Copy out every record below, word for word.

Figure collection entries
※

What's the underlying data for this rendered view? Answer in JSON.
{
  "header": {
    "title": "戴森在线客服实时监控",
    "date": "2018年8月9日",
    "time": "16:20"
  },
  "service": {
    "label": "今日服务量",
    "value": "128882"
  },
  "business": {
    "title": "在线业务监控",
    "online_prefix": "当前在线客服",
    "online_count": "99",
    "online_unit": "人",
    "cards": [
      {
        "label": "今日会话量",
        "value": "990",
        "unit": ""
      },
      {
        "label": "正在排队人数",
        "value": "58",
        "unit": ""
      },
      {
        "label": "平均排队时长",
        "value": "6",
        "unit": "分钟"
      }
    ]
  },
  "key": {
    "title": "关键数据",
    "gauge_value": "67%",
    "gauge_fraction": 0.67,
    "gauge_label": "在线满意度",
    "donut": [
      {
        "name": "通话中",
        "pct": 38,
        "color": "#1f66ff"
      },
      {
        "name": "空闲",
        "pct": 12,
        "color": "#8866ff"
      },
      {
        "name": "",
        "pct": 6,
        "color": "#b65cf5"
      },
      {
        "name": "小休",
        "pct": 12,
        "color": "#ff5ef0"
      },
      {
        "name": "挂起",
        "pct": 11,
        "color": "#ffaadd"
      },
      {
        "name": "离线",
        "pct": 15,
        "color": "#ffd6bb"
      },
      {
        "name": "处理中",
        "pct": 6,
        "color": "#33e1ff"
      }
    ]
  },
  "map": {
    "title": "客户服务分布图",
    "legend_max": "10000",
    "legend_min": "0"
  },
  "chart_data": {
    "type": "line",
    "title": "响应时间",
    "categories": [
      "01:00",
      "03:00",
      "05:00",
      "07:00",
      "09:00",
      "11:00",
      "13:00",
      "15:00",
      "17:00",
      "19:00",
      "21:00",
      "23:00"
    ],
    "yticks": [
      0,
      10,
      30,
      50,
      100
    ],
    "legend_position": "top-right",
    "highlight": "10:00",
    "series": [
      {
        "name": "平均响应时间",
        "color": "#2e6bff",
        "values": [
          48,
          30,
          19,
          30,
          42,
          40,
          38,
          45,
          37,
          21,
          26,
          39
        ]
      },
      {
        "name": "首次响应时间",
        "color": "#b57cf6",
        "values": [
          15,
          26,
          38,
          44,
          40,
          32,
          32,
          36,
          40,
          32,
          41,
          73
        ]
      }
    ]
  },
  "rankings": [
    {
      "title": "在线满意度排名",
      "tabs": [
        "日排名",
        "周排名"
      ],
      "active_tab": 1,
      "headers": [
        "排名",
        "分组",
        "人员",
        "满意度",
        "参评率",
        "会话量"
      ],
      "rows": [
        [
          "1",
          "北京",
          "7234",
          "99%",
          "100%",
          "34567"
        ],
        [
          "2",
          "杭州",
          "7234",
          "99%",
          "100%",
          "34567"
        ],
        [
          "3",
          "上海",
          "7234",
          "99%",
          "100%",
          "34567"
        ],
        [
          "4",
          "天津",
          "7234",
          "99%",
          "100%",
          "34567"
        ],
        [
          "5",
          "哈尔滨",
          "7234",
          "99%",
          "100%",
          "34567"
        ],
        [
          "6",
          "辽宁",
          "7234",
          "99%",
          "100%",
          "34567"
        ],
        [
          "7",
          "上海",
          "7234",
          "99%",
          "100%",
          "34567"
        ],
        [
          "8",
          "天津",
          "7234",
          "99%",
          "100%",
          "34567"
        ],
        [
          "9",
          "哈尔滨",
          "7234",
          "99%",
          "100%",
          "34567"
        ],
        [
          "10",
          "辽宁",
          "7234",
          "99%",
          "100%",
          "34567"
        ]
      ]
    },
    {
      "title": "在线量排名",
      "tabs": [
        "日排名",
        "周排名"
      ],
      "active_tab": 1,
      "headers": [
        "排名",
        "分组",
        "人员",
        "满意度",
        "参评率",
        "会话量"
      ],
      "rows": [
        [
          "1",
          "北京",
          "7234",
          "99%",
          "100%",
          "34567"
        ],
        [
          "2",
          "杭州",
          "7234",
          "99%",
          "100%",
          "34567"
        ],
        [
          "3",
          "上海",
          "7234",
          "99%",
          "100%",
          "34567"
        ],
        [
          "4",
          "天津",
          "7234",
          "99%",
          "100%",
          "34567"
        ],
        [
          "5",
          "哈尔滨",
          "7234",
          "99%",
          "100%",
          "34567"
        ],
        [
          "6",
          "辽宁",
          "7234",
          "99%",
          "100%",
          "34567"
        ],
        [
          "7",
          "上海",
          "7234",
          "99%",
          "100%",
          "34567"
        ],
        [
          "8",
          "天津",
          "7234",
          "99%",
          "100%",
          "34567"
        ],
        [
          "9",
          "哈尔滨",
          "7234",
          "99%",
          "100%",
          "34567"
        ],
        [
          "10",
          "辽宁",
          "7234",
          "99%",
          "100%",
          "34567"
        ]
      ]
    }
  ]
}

※

EXPECTED OUTPUT
What's the underlying data for this rendered view? Answer in JSON.
{
  "header": {
    "title": "戴森在线客服实时监控",
    "date": "2018年8月9日",
    "time": "16:20"
  },
  "service": {
    "label": "今日服务量",
    "value": "128882"
  },
  "business": {
    "title": "在线业务监控",
    "online_prefix": "当前在线客服",
    "online_count": "99",
    "online_unit": "人",
    "cards": [
      {
        "label": "今日会话量",
        "value": "990",
        "unit": ""
      },
      {
        "label": "正在排队人数",
        "value": "58",
        "unit": ""
      },
      {
        "label": "平均排队时长",
        "value": "6",
        "unit": "分钟"
      }
    ]
  },
  "key": {
    "title": "关键数据",
    "gauge_value": "67%",
    "gauge_fraction": 0.67,
    "gauge_label": "在线满意度",
    "donut": [
      {
        "name": "通话中",
        "pct": 38,
        "color": "#1f66ff"
      },
      {
        "name": "空闲",
        "pct": 12,
        "color": "#8866ff"
      },
      {
        "name": "",
        "pct": 6,
        "color": "#b65cf5"
      },
      {
        "name": "小休",
        "pct": 12,
        "color": "#ff5ef0"
      },
      {
        "name": "挂起",
        "pct": 11,
        "color": "#ffaadd"
      },
      {
        "name": "离线",
        "pct": 15,
        "color": "#ffd6bb"
      },
      {
        "name": "处理中",
        "pct": 6,
        "color": "#33e1ff"
      }
    ]
  },
  "map": {
    "title": "客户服务分布图",
    "legend_max": "10000",
    "legend_min": "0"
  },
  "chart_data": {
    "type": "line",
    "title": "响应时间",
    "categories": [
      "01:00",
      "03:00",
      "05:00",
      "07:00",
      "09:00",
      "11:00",
      "13:00",
      "15:00",
      "17:00",
      "19:00",
      "21:00",
      "23:00"
    ],
    "yticks": [
      0,
      10,
      30,
      50,
      100
    ],
    "legend_position": "top-right",
    "highlight": "10:00",
    "series": [
      {
        "name": "平均响应时间",
        "color": "#2e6bff",
        "values": [
          48,
          30,
          19,
          30,
          42,
          40,
          38,
          45,
          37,
          21,
          26,
          39
        ]
      },
      {
        "name": "首次响应时间",
        "color": "#b57cf6",
        "values": [
          15,
          26,
          38,
          44,
          40,
          32,
          32,
          36,
          40,
          32,
          41,
          73
        ]
      }
    ]
  },
  "rankings": [
    {
      "title": "在线满意度排名",
      "tabs": [
        "日排名",
        "周排名"
      ],
      "active_tab": 1,
      "headers": [
        "排名",
        "分组",
        "人员",
        "满意度",
        "参评率",
        "会话量"
      ],
      "rows": [
        [
          "1",
          "北京",
          "7234",
          "99%",
          "100%",
          "34567"
        ],
        [
          "2",
          "杭州",
          "7234",
          "99%",
          "100%",
          "34567"
        ],
        [
          "3",
          "上海",
          "7234",
          "99%",
          "100%",
          "34567"
        ],
        [
          "4",
          "天津",
          "7234",
          "99%",
          "100%",
          "34567"
        ],
        [
          "5",
          "哈尔滨",
          "7234",
          "99%",
          "100%",
          "34567"
        ],
        [
          "6",
          "辽宁",
          "7234",
          "99%",
          "100%",
          "34567"
        ],
        [
          "7",
          "上海",
          "7234",
          "99%",
          "100%",
          "34567"
        ],
        [
          "8",
          "天津",
          "7234",
          "99%",
          "100%",
          "34567"
        ],
        [
          "9",
          "哈尔滨",
          "7234",
          "99%",
          "100%",
          "34567"
        ],
        [
          "10",
          "辽宁",
          "7234",
          "99%",
          "100%",
          "34567"
        ]
      ]
    },
    {
      "title": "在线量排名",
      "tabs": [
        "日排名",
        "周排名"
      ],
      "active_tab": 1,
      "headers": [
        "排名",
        "分组",
        "人员",
        "满意度",
        "参评率",
        "会话量"
      ],
      "rows": [
        [
          "1",
          "北京",
          "7234",
          "99%",
          "100%",
          "34567"
        ],
        [
          "2",
          "杭州",
          "7234",
          "99%",
          "100%",
          "34567"
        ],
        [
          "3",
          "上海",
          "7234",
          "99%",
          "100%",
          "34567"
        ],
        [
          "4",
          "天津",
          "7234",
          "99%",
          "100%",
          "34567"
        ],
        [
          "5",
          "哈尔滨",
          "7234",
          "99%",
          "100%",
          "34567"
        ],
        [
          "6",
          "辽宁",
          "7234",
          "99%",
          "100%",
          "34567"
        ],
        [
          "7",
          "上海",
          "7234",
          "99%",
          "100%",
          "34567"
        ],
        [
          "8",
          "天津",
          "7234",
          "99%",
          "100%",
          "34567"
        ],
        [
          "9",
          "哈尔滨",
          "7234",
          "99%",
          "100%",
          "34567"
        ],
        [
          "10",
          "辽宁",
          "7234",
          "99%",
          "100%",
          "34567"
        ]
      ]
    }
  ]
}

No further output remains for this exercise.